To be done: Copy, from the entries below, each line where the word "pricing" can be found.

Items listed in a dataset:
----------------

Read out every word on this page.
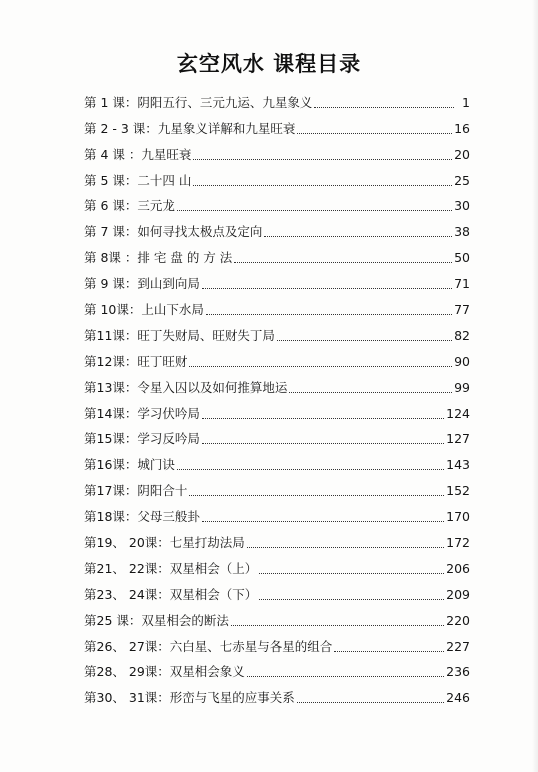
玄空风水 课程目录
第 1 课： 阴阳五行、三元九运、九星象义	1
第 2 - 3 课： 九星象义详解和九星旺衰	16
第 4 课 ： 九星旺衰	20
第 5 课： 二十四 山	25
第 6 课： 三元龙	30
第 7 课： 如何寻找太极点及定向	38
第 8课 ： 排 宅 盘 的 方 法	50
第 9 课： 到山到向局	71
第 10课： 上山下水局	77
第11课： 旺丁失财局、旺财失丁局	82
第12课： 旺丁旺财	90
第13课： 令星入囚以及如何推算地运	99
第14课： 学习伏吟局	124
第15课： 学习反吟局	127
第16课： 城门诀	143
第17课： 阴阳合十	152
第18课： 父母三般卦	170
第19、 20课： 七星打劫法局	172
第21、 22课： 双星相会（上）	206
第23、 24课： 双星相会（下）	209
第25 课： 双星相会的断法	220
第26、 27课： 六白星、七赤星与各星的组合	227
第28、 29课： 双星相会象义	236
第30、 31课： 形峦与飞星的应事关系	246
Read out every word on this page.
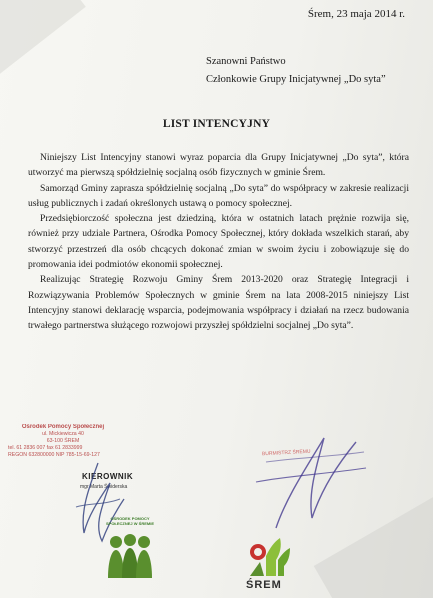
Śrem, 23 maja 2014 r.
Szanowni Państwo
Członkowie Grupy Inicjatywnej „Do syta”
LIST INTENCYJNY

Niniejszy List Intencyjny stanowi wyraz poparcia dla Grupy Inicjatywnej „Do syta”, która utworzyć ma pierwszą spółdzielnię socjalną osób fizycznych w gminie Śrem.

Samorząd Gminy zaprasza spółdzielnię socjalną „Do syta” do współpracy w zakresie realizacji usług publicznych i zadań określonych ustawą o pomocy społecznej.

Przedsiębiorczość społeczna jest dziedziną, która w ostatnich latach prężnie rozwija się, również przy udziale Partnera, Ośrodka Pomocy Społecznej, który dokłada wszelkich starań, aby stworzyć przestrzeń dla osób chcących dokonać zmian w swoim życiu i zobowiązuje się do promowania idei podmiotów ekonomii społecznej.

Realizując Strategię Rozwoju Gminy Śrem 2013-2020 oraz Strategię Integracji i Rozwiązywania Problemów Społecznych w gminie Śrem na lata 2008-2015 niniejszy List Intencyjny stanowi deklarację wsparcia, podejmowania współpracy i działań na rzecz budowania trwałego partnerstwa służącego rozwojowi przyszłej spółdzielni socjalnej „Do syta”.

Ośrodek Pomocy Społecznej
ul. Mickiewicza 40
63-100 ŚREM
tel. 61 2836 007 fax 61 2833999
REGON 632800000 NIP 785-15-69-127
KIEROWNIK
mgr Marta Świderska
OŚRODEK POMOCY SPOŁECZNEJ W ŚREMIE
BURMISTRZ ŚREMU
ŚREM
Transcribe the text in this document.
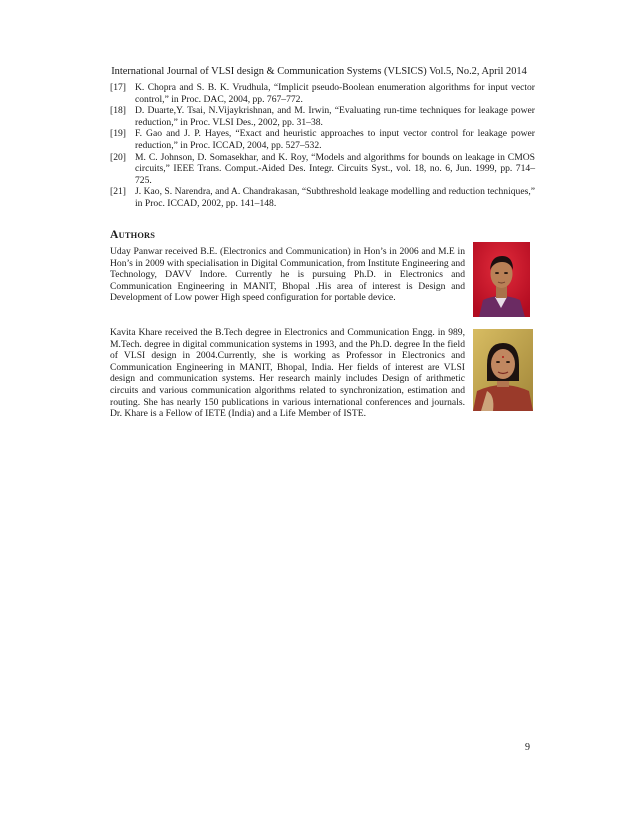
International Journal of VLSI design & Communication Systems (VLSICS) Vol.5, No.2, April 2014
[17] K. Chopra and S. B. K. Vrudhula, “Implicit pseudo-Boolean enumeration algorithms for input vector control,” in Proc. DAC, 2004, pp. 767–772.
[18] D. Duarte,Y. Tsai, N.Vijaykrishnan, and M. Irwin, “Evaluating run-time techniques for leakage power reduction,” in Proc. VLSI Des., 2002, pp. 31–38.
[19] F. Gao and J. P. Hayes, “Exact and heuristic approaches to input vector control for leakage power reduction,” in Proc. ICCAD, 2004, pp. 527–532.
[20] M. C. Johnson, D. Somasekhar, and K. Roy, “Models and algorithms for bounds on leakage in CMOS circuits,” IEEE Trans. Comput.-Aided Des. Integr. Circuits Syst., vol. 18, no. 6, Jun. 1999, pp. 714–725.
[21] J. Kao, S. Narendra, and A. Chandrakasan, “Subthreshold leakage modelling and reduction techniques,” in Proc. ICCAD, 2002, pp. 141–148.
AUTHORS
Uday Panwar received B.E. (Electronics and Communication) in Hon’s in 2006 and M.E in Hon’s in 2009 with specialisation in Digital Communication, from Institute Engineering and Technology, DAVV Indore. Currently he is pursuing Ph.D. in Electronics and Communication Engineering in MANIT, Bhopal .His area of interest is Design and Development of Low power High speed configuration for portable device.
Kavita Khare received the B.Tech degree in Electronics and Communication Engg. in 989, M.Tech. degree in digital communication systems in 1993, and the Ph.D. degree In the field of VLSI design in 2004.Currently, she is working as Professor in Electronics and Communication Engineering in MANIT, Bhopal, India. Her fields of interest are VLSI design and communication systems. Her research mainly includes Design of arithmetic circuits and various communication algorithms related to synchronization, estimation and routing. She has nearly 150 publications in various international conferences and journals. Dr. Khare is a Fellow of IETE (India) and a Life Member of ISTE.
9
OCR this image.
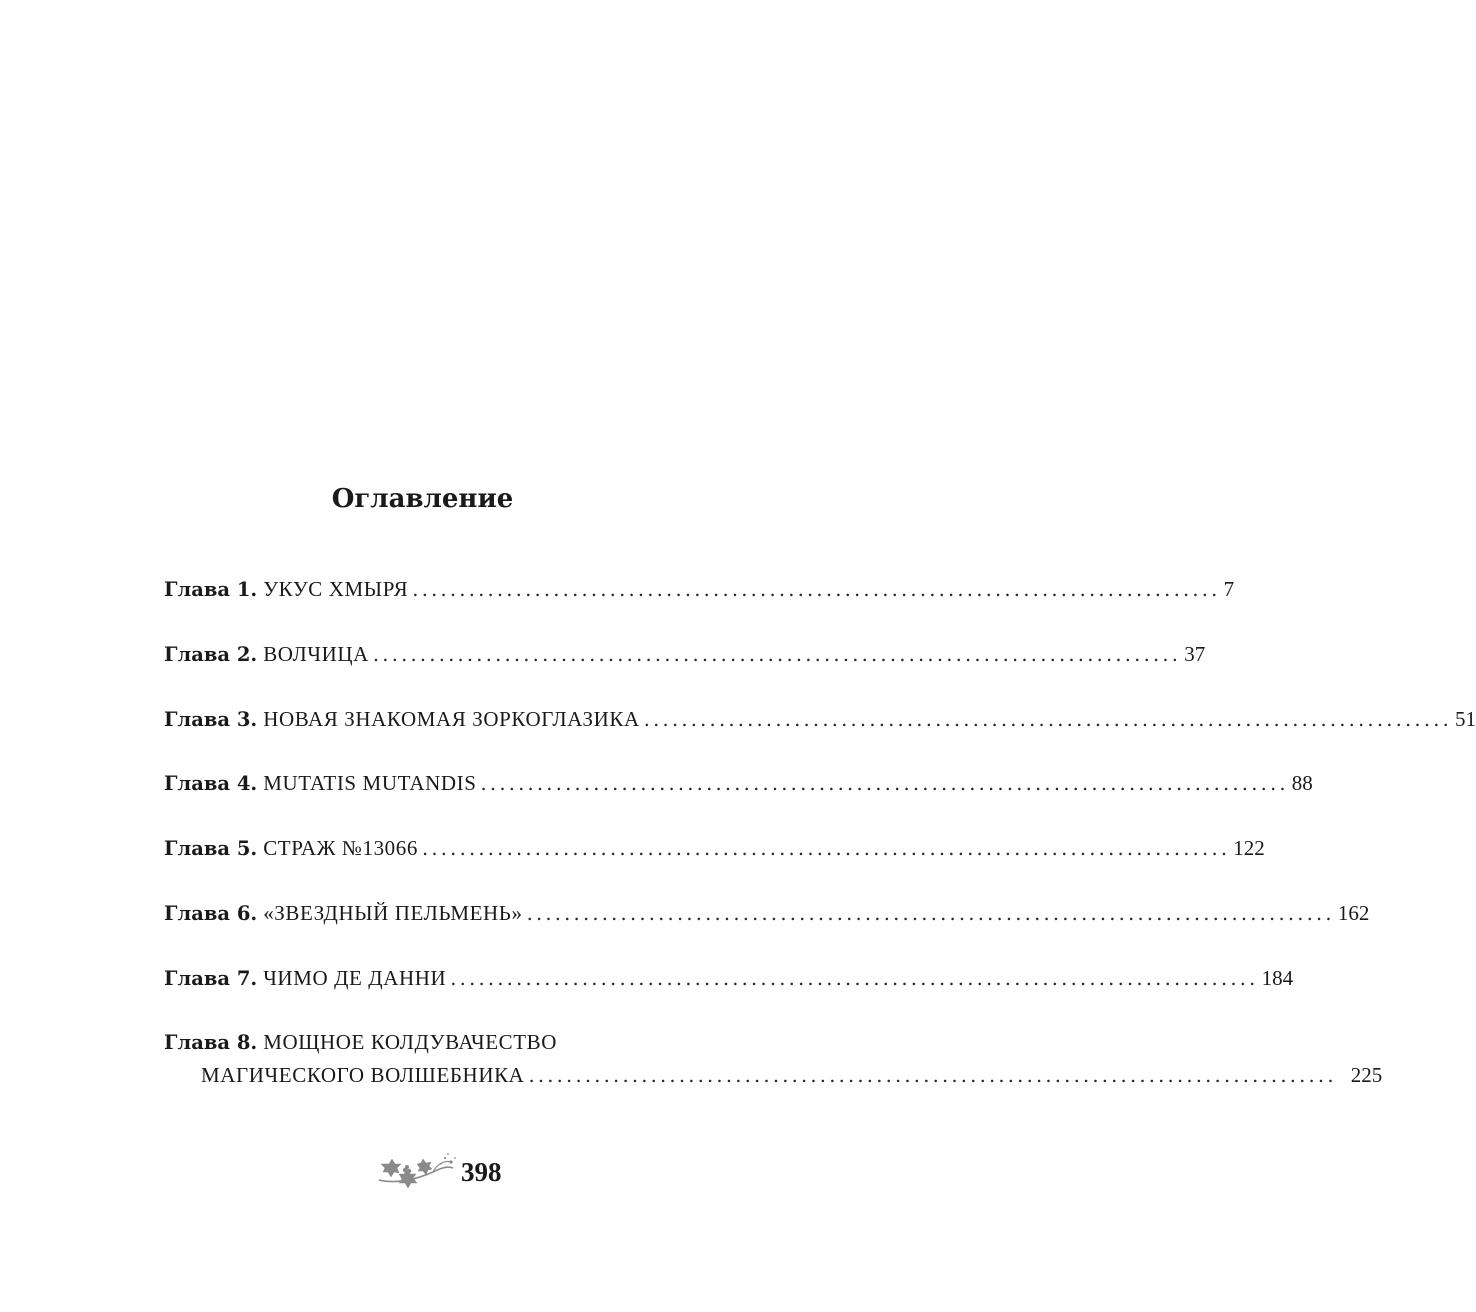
Оглавление
Глава 1. УКУС ХМЫРЯ ...................................................................................... 7
Глава 2. ВОЛЧИЦА ...................................................................................... 37
Глава 3. НОВАЯ ЗНАКОМАЯ ЗОРКОГЛАЗИКА ...................................................................................... 51
Глава 4. MUTATIS MUTANDIS ...................................................................................... 88
Глава 5. СТРАЖ №13066 ...................................................................................... 122
Глава 6. «ЗВЕЗДНЫЙ ПЕЛЬМЕНЬ» ...................................................................................... 162
Глава 7. ЧИМО ДЕ ДАННИ ...................................................................................... 184
Глава 8. МОЩНОЕ КОЛДУВАЧЕСТВО
МАГИЧЕСКОГО ВОЛШЕБНИКА ...................................................................................... 225
398
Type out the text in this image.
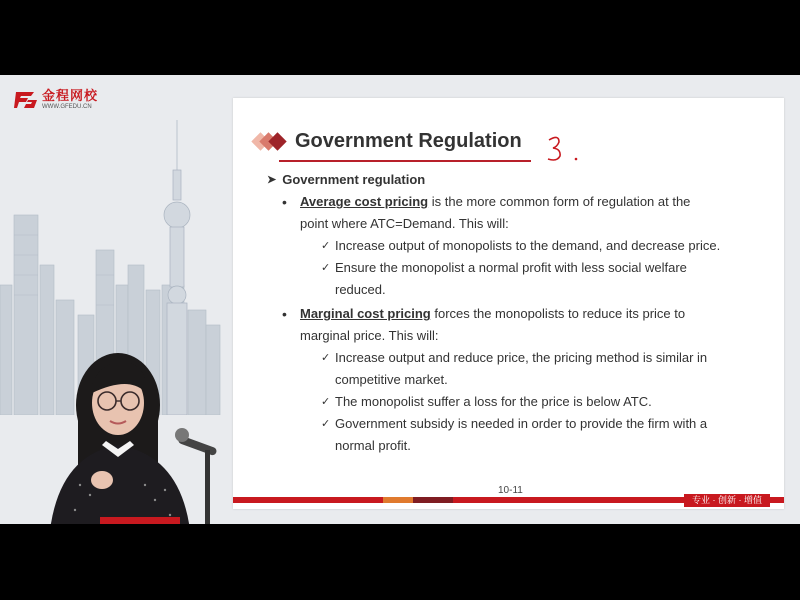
金程网校
WWW.GFEDU.CN
Government Regulation
➤ Government regulation
• Average cost pricing is the more common form of regulation at the
point where ATC=Demand. This will:
✓ Increase output of monopolists to the demand, and decrease price.
✓ Ensure the monopolist a normal profit with less social welfare
reduced.
• Marginal cost pricing forces the monopolists to reduce its price to
marginal price. This will:
✓ Increase output and reduce price, the pricing method is similar in
competitive market.
✓ The monopolist suffer a loss for the price is below ATC.
✓ Government subsidy is needed in order to provide the firm with a
normal profit.
10-11
专业 · 创新 · 增值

----------------

Task response:
• Average cost pricing is the more common form of regulation at the
• Marginal cost pricing forces the monopolists to reduce its price to
✓ Increase output and reduce price, the pricing method is similar in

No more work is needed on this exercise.